▶ What the task requires
Find the string "Water" in the entries and copy each line that has it.

══ Records supplied

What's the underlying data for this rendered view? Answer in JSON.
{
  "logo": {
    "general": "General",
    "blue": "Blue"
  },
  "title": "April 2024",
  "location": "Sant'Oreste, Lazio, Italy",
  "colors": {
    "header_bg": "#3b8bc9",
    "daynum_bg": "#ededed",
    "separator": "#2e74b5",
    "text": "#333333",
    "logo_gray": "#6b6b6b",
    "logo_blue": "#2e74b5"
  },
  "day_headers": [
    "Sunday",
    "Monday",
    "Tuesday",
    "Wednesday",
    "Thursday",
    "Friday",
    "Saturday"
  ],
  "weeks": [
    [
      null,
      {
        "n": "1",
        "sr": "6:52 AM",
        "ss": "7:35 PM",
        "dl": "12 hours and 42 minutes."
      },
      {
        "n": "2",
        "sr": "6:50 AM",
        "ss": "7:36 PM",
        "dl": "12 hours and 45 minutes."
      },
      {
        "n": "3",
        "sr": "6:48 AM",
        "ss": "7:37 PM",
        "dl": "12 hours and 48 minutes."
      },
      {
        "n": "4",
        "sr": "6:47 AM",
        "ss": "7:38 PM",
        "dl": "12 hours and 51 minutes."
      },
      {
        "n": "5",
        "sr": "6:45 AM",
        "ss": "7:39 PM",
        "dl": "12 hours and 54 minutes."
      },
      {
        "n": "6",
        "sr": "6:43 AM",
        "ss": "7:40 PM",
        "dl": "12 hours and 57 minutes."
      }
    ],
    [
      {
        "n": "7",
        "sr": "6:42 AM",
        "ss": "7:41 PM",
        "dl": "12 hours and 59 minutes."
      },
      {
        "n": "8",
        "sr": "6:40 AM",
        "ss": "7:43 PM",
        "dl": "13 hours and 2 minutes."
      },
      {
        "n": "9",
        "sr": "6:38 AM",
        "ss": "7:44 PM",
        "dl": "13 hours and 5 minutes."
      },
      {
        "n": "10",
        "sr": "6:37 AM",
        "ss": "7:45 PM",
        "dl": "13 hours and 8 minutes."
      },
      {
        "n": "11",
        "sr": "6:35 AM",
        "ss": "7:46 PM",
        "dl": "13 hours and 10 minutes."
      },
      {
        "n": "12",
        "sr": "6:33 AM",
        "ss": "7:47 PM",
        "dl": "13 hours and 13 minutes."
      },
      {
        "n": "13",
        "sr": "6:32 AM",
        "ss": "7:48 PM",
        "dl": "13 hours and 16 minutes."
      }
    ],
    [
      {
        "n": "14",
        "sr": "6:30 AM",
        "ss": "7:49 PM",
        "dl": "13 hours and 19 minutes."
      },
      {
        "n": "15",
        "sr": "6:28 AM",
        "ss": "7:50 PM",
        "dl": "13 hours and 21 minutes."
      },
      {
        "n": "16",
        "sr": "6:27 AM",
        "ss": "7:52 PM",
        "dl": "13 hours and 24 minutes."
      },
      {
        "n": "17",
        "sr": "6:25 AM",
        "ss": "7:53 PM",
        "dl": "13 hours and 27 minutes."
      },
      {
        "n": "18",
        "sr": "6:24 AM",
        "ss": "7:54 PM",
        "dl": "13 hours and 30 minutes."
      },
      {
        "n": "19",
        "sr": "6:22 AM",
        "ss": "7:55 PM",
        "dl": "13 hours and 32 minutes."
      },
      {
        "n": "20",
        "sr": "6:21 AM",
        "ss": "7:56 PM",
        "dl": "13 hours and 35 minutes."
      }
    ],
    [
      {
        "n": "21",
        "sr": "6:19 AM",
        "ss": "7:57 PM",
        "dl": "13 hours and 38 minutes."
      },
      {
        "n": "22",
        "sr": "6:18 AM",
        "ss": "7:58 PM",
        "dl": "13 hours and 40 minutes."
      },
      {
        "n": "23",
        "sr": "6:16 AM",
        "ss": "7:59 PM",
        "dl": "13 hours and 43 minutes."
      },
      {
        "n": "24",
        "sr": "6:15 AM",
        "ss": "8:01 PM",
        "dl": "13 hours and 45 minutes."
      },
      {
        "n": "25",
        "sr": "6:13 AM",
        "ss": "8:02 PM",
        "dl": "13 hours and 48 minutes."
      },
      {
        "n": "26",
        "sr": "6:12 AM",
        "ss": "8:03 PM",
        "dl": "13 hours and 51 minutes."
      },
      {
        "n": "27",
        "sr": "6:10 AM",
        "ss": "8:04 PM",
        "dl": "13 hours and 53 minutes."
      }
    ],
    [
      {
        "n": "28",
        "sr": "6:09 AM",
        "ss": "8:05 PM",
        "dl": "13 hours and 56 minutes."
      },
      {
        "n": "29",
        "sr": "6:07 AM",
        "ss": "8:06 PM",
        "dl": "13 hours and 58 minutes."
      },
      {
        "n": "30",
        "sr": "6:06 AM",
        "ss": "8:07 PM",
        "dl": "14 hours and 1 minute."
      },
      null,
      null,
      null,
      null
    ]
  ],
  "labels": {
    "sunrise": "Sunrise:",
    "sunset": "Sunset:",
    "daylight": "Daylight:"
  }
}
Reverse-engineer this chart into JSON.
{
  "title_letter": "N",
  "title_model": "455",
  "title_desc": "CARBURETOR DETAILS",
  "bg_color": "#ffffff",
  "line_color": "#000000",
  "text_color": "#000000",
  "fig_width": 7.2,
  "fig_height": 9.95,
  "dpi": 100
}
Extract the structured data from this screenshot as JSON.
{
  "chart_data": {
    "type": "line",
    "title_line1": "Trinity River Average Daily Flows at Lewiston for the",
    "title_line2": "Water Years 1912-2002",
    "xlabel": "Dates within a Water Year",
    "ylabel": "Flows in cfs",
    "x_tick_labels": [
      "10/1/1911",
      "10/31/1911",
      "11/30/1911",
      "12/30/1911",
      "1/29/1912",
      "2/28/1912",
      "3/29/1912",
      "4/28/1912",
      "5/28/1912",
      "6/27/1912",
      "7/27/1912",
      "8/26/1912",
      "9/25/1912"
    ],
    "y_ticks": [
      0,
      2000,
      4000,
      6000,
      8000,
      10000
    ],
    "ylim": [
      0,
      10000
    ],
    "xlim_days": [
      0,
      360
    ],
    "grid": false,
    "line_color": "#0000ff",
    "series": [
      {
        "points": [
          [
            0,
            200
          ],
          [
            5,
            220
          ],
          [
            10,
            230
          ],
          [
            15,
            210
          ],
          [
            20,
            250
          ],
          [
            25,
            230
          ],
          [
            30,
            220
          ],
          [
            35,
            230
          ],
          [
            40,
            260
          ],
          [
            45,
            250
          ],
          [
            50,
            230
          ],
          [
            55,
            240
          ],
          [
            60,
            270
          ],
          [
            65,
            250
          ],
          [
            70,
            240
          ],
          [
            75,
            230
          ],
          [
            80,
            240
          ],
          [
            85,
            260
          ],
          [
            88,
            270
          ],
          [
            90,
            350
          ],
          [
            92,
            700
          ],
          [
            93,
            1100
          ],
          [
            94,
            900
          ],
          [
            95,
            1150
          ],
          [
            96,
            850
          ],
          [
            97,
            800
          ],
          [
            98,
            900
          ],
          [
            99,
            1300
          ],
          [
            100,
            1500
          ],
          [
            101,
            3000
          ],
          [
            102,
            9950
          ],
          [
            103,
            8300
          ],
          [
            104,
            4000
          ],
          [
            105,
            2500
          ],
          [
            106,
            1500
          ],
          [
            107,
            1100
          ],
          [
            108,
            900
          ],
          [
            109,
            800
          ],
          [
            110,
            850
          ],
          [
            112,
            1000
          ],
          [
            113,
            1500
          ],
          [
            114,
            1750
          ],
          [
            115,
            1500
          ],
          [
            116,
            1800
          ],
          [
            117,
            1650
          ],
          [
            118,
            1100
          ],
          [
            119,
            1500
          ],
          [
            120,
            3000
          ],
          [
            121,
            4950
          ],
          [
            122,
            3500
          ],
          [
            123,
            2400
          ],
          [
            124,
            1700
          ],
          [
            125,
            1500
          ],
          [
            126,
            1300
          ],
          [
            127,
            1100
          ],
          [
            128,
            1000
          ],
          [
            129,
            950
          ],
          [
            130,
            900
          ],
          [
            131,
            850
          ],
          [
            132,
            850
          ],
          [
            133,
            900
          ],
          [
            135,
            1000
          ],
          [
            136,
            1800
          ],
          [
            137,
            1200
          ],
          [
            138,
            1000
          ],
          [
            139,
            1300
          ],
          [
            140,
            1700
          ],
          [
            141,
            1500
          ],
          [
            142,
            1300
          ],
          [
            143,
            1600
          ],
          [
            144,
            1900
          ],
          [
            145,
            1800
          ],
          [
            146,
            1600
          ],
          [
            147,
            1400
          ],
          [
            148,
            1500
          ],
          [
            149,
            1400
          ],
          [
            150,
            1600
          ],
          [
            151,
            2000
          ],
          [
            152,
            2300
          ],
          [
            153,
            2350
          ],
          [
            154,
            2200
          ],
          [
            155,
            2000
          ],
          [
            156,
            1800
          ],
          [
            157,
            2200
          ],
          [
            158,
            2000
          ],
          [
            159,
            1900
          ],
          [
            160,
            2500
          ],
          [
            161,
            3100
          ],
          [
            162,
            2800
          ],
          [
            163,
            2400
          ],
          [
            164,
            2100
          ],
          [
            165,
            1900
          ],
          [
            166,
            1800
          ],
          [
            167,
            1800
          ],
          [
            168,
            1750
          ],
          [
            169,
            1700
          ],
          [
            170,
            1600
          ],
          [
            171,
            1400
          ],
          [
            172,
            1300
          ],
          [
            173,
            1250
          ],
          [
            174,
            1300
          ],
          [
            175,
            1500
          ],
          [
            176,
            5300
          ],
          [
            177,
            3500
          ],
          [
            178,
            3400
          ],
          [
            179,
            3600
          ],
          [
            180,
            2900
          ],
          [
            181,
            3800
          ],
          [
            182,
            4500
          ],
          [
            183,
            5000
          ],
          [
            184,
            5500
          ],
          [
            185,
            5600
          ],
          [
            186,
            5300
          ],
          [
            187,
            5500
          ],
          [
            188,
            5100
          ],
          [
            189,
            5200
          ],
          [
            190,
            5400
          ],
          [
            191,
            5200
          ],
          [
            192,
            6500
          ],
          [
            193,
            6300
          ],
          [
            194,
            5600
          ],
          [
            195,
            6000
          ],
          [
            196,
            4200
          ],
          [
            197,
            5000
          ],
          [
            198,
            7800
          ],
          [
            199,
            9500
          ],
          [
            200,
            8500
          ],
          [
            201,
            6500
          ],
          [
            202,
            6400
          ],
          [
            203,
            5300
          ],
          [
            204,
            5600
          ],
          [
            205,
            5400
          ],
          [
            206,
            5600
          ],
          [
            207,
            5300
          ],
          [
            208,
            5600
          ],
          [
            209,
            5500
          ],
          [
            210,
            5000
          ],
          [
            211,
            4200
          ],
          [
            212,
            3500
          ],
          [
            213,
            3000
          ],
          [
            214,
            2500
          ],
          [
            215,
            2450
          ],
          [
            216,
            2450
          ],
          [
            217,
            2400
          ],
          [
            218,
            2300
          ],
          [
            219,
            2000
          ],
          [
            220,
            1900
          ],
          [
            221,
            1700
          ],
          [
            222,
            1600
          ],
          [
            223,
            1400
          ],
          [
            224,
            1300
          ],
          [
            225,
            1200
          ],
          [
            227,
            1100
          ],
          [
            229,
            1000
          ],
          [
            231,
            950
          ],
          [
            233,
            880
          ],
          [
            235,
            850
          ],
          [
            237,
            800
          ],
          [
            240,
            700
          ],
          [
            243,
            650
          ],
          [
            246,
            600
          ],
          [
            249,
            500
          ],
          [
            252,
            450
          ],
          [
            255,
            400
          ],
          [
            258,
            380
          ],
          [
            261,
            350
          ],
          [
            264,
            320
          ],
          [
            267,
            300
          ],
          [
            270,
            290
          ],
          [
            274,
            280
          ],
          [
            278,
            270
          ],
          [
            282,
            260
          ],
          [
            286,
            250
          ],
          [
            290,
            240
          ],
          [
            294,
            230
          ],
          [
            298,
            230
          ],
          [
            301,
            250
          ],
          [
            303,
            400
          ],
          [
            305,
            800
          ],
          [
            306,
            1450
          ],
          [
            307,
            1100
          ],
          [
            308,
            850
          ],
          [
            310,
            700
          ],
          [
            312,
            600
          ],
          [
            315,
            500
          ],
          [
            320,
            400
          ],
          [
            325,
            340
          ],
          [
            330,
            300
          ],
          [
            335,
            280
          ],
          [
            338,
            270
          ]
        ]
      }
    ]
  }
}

════

▶ Solution below
    "title_line2": "Water Years 1912-2002",
    "xlabel": "Dates within a Water Year",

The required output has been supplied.